------ DATA FOR PROCESSING ------

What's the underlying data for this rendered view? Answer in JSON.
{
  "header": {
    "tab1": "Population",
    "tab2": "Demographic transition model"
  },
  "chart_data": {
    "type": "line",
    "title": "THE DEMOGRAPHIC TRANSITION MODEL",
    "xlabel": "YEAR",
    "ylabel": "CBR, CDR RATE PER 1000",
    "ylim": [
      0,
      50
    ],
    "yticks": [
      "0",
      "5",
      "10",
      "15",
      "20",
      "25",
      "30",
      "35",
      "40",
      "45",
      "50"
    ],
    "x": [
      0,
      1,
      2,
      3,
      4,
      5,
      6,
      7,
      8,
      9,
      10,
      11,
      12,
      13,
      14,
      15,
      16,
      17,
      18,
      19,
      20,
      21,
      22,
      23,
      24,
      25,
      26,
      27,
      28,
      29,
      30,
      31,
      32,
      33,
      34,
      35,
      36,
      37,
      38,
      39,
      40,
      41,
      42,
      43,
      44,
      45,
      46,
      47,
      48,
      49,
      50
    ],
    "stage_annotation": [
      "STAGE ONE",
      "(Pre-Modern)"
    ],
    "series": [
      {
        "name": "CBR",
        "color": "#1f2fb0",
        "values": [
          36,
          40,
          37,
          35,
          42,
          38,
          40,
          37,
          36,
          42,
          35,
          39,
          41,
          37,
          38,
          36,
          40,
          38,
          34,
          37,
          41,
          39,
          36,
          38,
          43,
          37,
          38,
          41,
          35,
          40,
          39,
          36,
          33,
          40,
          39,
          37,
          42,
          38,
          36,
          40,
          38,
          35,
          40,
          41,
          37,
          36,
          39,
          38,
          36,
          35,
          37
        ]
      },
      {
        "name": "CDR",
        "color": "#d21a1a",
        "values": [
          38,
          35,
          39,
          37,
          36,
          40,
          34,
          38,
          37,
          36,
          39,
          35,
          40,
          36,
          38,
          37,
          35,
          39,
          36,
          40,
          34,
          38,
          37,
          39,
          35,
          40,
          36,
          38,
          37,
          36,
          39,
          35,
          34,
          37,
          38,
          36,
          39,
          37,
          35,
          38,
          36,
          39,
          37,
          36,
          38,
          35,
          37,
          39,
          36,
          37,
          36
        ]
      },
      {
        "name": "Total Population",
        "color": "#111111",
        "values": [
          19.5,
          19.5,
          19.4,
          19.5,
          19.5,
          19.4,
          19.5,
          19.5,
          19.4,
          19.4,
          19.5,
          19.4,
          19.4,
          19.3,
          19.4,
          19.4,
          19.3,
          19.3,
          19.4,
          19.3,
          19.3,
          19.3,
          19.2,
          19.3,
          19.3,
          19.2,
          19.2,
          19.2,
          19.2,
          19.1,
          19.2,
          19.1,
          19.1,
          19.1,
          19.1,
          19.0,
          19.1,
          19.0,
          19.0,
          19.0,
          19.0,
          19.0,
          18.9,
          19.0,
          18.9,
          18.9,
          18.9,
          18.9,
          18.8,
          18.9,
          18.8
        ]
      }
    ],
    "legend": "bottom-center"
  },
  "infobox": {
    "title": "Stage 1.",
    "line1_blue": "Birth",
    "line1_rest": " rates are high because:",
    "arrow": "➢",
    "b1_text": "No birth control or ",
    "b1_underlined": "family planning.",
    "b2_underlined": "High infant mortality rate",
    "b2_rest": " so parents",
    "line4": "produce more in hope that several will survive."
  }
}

------

*STATED PROBLEM*:
In the entries above, locate every line with the word "name" and copy it.

*EXPECTED ANSWER*:
        "name": "CBR",
        "name": "CDR",
        "name": "Total Population",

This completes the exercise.